§ To be done
**A.** Transcribe everything in the essay on fistfights from "The days where" down to "pull a gun.".
**B.** In the essay on fistfights, rewrite the paragraph beginning "The days where you could get into an argument" in fewer words, keeping its main points.

§ Source
^^^^^^^^^^^^^^^^

In last month’s issue of Esquire, Chuck Klosterman wrote an interesting piece on the passing of Norman Mailer and, primarily, our inability to relate to the sport of boxing because we no longer worry about physical confrontations in our own lives.
He makes a compelling argument and he may even be right, but while Klosterman notes that “we currently inhabit the most peaceful era of human existence” (per cognitive scientist Steven Pinker), I think this is largely irrelevant. Pinker’s work compares the present day to centuries past, and as individuals, we have no perception of change on that scale. More relevant is our perception of change during our own lifetimes.
It’s probably true that when I was a kid it seemed more common for grown men to scuffle (though it may not have been). And learning to fight seemed like a skill that could be valuable. But I think a big reason why the brawling I naively expected has never come about is guns.
The days where you could get into an argument at a bar and suggest it might be time to step outside are over. Not because we’re too chicken to fight (though maybe we are), but because we’re unwilling to risk escalating a situation to a level we’re not prepared for. We can no longer trust the other guy to not pull a gun.
(To take this argument to a very Klosterman place, I'd argue the American fistfight has disappeared right along with the mid-range jumper in the NBA. Just as pro ball is all three-pointers and dunks, our altercations are either verbal or homicidal. The middle ground has disappeared.)

^^^^^^^^^^^^^^^^

§ Data records
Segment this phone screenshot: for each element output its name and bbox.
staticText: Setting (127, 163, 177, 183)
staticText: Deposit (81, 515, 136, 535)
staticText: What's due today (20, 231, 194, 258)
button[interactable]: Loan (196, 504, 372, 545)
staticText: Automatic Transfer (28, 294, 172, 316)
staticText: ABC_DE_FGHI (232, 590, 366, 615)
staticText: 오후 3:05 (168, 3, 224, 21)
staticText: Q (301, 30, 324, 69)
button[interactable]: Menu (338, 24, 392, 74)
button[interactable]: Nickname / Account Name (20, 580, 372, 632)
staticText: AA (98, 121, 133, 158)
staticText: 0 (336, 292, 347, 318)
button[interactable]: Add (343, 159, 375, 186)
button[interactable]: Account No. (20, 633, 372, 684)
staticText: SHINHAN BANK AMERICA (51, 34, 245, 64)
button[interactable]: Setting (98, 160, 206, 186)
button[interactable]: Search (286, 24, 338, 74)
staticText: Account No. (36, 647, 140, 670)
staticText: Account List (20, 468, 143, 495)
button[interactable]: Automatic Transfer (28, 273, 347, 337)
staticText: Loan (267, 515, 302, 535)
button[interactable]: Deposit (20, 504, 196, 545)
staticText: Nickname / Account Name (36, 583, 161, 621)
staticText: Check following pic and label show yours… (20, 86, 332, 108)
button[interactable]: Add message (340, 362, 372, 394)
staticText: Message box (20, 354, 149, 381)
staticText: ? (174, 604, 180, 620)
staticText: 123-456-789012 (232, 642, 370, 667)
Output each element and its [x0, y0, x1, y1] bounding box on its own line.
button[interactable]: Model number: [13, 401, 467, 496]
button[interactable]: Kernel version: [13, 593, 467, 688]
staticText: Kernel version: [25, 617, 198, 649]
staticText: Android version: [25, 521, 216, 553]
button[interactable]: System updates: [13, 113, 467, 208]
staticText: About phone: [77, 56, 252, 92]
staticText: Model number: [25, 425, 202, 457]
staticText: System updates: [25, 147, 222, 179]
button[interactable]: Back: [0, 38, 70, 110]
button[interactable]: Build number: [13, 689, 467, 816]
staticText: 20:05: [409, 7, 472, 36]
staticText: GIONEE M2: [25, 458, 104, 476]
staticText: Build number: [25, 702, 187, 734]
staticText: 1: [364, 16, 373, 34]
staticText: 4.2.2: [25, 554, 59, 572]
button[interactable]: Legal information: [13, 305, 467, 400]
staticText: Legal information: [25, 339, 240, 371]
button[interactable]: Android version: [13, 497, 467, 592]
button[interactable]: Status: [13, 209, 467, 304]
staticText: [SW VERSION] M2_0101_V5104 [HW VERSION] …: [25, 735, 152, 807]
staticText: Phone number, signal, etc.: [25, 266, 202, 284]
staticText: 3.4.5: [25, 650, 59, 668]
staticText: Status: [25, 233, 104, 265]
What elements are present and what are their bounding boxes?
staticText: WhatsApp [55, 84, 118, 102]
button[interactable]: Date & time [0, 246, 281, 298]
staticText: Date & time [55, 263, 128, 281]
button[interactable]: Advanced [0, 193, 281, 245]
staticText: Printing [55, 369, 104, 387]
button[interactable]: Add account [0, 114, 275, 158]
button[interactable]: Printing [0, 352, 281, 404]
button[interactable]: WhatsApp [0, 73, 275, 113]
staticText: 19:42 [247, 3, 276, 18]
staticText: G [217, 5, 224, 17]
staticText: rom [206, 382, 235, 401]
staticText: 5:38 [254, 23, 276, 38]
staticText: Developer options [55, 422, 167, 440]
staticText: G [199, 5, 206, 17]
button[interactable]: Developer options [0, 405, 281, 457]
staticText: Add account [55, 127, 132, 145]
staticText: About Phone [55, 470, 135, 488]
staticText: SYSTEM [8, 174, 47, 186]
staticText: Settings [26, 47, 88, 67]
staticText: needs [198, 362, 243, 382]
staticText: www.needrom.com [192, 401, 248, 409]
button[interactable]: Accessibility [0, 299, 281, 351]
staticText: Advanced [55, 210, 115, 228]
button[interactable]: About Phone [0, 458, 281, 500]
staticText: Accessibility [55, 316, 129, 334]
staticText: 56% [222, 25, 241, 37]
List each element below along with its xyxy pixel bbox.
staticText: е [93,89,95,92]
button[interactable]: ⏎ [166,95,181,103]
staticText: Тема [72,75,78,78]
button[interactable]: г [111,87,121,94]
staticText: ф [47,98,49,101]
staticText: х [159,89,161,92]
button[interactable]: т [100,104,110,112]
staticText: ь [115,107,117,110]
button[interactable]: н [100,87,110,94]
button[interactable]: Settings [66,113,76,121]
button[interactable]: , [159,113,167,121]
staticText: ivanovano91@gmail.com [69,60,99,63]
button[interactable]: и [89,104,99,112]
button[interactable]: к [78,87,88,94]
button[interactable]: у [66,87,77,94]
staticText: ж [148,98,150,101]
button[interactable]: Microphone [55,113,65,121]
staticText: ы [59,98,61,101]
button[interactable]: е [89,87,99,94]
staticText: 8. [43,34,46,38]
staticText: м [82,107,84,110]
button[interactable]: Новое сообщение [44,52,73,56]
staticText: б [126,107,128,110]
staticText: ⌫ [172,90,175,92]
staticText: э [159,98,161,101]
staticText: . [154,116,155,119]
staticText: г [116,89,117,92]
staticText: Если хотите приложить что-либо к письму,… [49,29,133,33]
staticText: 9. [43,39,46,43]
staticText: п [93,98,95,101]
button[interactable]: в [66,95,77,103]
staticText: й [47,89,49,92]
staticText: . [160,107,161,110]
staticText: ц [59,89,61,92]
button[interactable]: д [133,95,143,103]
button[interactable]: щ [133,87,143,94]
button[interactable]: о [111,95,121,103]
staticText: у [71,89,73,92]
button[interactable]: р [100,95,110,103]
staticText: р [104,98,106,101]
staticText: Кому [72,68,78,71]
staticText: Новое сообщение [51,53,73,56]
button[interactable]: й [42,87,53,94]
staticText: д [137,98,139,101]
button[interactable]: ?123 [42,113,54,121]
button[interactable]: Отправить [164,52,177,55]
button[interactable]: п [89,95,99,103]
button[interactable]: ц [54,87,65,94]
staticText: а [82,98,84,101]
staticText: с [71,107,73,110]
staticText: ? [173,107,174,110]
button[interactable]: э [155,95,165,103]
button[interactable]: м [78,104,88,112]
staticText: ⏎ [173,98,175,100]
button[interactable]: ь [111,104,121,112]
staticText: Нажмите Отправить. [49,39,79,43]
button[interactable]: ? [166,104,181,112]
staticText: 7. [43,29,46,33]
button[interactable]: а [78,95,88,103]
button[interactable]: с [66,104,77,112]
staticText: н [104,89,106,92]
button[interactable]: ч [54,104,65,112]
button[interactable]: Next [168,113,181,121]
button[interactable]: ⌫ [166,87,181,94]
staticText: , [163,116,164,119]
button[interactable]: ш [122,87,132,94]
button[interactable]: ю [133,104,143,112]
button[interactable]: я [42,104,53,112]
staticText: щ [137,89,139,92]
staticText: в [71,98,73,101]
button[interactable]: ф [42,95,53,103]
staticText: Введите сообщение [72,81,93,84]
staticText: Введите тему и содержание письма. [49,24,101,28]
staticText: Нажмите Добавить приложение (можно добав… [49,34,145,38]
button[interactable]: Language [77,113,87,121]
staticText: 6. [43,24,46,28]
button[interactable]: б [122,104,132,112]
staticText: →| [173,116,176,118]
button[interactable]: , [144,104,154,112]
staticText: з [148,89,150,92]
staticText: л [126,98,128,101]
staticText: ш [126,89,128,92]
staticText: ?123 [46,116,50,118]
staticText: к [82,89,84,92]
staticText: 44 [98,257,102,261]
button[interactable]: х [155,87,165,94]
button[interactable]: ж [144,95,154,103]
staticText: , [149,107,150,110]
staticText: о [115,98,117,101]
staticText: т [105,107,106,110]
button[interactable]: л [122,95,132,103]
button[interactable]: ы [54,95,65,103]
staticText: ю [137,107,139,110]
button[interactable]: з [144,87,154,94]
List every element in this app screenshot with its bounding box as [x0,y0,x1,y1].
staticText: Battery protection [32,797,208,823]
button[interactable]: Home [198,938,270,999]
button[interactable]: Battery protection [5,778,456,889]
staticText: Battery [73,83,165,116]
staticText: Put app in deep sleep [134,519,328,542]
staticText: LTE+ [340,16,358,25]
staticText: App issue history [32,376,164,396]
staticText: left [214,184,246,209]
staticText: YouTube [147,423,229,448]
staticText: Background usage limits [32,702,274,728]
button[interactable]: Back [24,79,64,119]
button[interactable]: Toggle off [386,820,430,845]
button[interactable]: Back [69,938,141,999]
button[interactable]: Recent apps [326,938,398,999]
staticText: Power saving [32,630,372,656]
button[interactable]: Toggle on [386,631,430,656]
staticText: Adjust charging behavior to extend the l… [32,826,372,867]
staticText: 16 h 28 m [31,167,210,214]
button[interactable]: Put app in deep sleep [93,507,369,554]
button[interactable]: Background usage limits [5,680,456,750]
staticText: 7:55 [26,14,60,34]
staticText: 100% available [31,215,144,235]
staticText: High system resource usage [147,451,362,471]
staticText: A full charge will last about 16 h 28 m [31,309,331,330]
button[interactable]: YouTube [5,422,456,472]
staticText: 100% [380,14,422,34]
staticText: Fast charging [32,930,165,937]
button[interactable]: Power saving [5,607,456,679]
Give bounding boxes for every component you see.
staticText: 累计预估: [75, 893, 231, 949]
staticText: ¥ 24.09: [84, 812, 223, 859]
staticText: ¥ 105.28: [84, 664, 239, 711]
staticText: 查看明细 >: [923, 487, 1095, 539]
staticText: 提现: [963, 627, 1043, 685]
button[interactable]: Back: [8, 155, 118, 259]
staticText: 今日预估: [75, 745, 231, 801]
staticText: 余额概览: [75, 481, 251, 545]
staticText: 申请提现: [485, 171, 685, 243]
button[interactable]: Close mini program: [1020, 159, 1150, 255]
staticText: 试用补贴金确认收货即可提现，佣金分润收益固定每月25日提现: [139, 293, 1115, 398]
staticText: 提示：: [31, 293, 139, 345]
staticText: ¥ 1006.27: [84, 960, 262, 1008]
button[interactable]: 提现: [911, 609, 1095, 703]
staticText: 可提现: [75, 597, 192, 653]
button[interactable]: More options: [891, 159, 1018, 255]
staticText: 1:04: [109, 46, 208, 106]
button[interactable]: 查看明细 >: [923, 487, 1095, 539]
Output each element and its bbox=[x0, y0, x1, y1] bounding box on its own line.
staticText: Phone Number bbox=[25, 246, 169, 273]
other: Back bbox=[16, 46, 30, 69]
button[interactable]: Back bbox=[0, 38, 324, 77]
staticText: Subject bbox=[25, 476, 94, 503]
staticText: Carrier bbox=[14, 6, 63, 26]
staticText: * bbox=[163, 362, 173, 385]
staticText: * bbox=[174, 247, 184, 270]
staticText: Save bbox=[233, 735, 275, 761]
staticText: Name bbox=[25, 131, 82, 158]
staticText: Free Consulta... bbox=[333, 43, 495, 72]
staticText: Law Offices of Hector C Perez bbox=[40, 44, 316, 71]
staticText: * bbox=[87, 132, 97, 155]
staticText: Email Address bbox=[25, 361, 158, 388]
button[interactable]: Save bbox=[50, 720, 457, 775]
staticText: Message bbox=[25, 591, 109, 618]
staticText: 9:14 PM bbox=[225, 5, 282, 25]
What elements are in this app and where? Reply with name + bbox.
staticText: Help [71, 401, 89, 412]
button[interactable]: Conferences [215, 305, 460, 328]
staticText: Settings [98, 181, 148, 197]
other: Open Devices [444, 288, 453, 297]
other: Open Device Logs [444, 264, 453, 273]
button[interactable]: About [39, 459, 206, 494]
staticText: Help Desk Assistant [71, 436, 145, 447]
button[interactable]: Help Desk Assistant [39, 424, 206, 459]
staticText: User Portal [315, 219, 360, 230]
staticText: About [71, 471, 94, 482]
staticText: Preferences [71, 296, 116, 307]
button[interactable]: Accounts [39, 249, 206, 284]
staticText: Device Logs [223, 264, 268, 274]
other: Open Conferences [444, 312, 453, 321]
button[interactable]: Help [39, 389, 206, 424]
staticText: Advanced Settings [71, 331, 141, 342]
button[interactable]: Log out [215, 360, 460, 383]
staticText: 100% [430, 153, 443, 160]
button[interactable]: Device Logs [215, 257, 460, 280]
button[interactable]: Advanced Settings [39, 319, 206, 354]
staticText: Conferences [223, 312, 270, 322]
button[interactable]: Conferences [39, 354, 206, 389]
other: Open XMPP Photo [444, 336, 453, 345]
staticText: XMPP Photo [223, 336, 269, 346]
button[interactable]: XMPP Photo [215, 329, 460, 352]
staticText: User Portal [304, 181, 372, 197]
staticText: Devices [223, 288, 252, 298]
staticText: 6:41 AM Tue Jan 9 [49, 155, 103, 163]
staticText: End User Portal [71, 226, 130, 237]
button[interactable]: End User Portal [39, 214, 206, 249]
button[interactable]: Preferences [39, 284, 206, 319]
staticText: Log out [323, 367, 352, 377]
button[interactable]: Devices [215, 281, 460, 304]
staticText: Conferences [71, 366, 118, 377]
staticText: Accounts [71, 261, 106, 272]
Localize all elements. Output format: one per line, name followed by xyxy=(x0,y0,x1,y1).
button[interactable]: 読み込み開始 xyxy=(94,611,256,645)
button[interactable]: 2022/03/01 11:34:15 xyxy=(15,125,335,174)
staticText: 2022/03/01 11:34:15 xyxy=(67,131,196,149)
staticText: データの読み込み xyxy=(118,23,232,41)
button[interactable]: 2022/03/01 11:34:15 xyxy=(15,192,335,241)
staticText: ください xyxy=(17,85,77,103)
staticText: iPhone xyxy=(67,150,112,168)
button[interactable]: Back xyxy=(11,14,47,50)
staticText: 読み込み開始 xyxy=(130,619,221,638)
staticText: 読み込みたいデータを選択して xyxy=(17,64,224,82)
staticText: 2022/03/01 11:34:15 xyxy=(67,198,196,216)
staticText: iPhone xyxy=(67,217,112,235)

^^^^^^^^^^^^^^^^

§ Answers to the tasks
**A.**
The days where you could get into an argument at a bar and suggest it might be time to step outside are over. Not because we’re too chicken to fight (though maybe we are), but because we’re unwilling to risk escalating a situation to a level we’re not prepared for. We can no longer trust the other guy to not pull a gun.

**B.** Inviting someone to step outside after a bar argument no longer happens. This isn't mainly cowardice, though that may play a part. We won't risk a fight escalating beyond what we're prepared for, because we can't trust the other guy not to pull a gun.